▶ _Instructions to follow_
Please copy out the records below with every "megaphone" renamed to "loudspeaker" and nothing else altered.

Records of labeled boxes:
↓↓↓
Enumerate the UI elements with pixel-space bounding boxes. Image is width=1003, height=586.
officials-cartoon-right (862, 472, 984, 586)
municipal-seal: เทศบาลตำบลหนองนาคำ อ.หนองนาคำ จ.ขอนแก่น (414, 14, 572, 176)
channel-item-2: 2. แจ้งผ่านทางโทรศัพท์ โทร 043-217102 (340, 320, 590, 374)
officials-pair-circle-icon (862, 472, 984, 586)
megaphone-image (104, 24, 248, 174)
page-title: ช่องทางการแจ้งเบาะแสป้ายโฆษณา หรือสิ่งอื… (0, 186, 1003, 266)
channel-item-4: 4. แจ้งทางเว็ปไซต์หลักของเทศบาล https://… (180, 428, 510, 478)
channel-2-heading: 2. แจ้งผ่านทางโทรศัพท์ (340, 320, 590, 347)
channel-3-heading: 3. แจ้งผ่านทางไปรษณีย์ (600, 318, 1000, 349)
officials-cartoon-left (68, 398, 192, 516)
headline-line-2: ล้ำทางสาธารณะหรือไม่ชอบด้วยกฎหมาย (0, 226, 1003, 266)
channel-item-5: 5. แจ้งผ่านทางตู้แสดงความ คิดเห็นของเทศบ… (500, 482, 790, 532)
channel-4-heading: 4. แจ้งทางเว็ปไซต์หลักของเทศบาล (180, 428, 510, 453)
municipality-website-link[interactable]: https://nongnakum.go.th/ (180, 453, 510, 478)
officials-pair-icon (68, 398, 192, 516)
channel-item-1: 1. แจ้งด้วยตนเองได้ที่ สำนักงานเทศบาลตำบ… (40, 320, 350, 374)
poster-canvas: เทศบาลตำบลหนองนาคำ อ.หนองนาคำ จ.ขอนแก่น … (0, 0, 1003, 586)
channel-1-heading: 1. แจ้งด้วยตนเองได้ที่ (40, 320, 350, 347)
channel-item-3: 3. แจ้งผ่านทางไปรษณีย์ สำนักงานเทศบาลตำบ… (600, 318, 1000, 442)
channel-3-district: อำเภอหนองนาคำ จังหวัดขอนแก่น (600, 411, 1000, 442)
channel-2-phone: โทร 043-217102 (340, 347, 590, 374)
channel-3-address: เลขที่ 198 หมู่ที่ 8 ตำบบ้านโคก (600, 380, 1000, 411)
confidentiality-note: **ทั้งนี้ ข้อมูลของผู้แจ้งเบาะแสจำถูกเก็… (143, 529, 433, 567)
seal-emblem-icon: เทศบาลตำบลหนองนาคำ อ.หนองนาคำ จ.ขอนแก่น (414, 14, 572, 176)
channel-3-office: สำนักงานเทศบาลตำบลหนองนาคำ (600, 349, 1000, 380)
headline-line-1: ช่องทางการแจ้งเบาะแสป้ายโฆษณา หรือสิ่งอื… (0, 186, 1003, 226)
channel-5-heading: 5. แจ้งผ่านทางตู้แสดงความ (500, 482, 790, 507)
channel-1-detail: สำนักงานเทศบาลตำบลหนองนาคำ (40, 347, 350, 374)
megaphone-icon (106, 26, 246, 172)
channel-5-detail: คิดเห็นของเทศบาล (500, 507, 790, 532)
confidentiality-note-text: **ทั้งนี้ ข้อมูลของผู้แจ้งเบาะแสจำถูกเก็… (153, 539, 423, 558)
↑↑↑
▶ _Written solution_
Enumerate the UI elements with pixel-space bounding boxes. Image is width=1003, height=586.
officials-cartoon-right (862, 472, 984, 586)
municipal-seal: เทศบาลตำบลหนองนาคำ อ.หนองนาคำ จ.ขอนแก่น (414, 14, 572, 176)
channel-item-2: 2. แจ้งผ่านทางโทรศัพท์ โทร 043-217102 (340, 320, 590, 374)
officials-pair-circle-icon (862, 472, 984, 586)
loudspeaker-image (104, 24, 248, 174)
page-title: ช่องทางการแจ้งเบาะแสป้ายโฆษณา หรือสิ่งอื… (0, 186, 1003, 266)
channel-item-4: 4. แจ้งทางเว็ปไซต์หลักของเทศบาล https://… (180, 428, 510, 478)
channel-2-heading: 2. แจ้งผ่านทางโทรศัพท์ (340, 320, 590, 347)
channel-3-heading: 3. แจ้งผ่านทางไปรษณีย์ (600, 318, 1000, 349)
officials-cartoon-left (68, 398, 192, 516)
headline-line-2: ล้ำทางสาธารณะหรือไม่ชอบด้วยกฎหมาย (0, 226, 1003, 266)
channel-item-5: 5. แจ้งผ่านทางตู้แสดงความ คิดเห็นของเทศบ… (500, 482, 790, 532)
channel-4-heading: 4. แจ้งทางเว็ปไซต์หลักของเทศบาล (180, 428, 510, 453)
municipality-website-link[interactable]: https://nongnakum.go.th/ (180, 453, 510, 478)
officials-pair-icon (68, 398, 192, 516)
channel-item-1: 1. แจ้งด้วยตนเองได้ที่ สำนักงานเทศบาลตำบ… (40, 320, 350, 374)
poster-canvas: เทศบาลตำบลหนองนาคำ อ.หนองนาคำ จ.ขอนแก่น … (0, 0, 1003, 586)
channel-1-heading: 1. แจ้งด้วยตนเองได้ที่ (40, 320, 350, 347)
channel-item-3: 3. แจ้งผ่านทางไปรษณีย์ สำนักงานเทศบาลตำบ… (600, 318, 1000, 442)
channel-3-district: อำเภอหนองนาคำ จังหวัดขอนแก่น (600, 411, 1000, 442)
channel-2-phone: โทร 043-217102 (340, 347, 590, 374)
channel-3-address: เลขที่ 198 หมู่ที่ 8 ตำบบ้านโคก (600, 380, 1000, 411)
confidentiality-note: **ทั้งนี้ ข้อมูลของผู้แจ้งเบาะแสจำถูกเก็… (143, 529, 433, 567)
seal-emblem-icon: เทศบาลตำบลหนองนาคำ อ.หนองนาคำ จ.ขอนแก่น (414, 14, 572, 176)
channel-3-office: สำนักงานเทศบาลตำบลหนองนาคำ (600, 349, 1000, 380)
headline-line-1: ช่องทางการแจ้งเบาะแสป้ายโฆษณา หรือสิ่งอื… (0, 186, 1003, 226)
channel-5-heading: 5. แจ้งผ่านทางตู้แสดงความ (500, 482, 790, 507)
channel-1-detail: สำนักงานเทศบาลตำบลหนองนาคำ (40, 347, 350, 374)
loudspeaker-icon (106, 26, 246, 172)
channel-5-detail: คิดเห็นของเทศบาล (500, 507, 790, 532)
confidentiality-note-text: **ทั้งนี้ ข้อมูลของผู้แจ้งเบาะแสจำถูกเก็… (153, 539, 423, 558)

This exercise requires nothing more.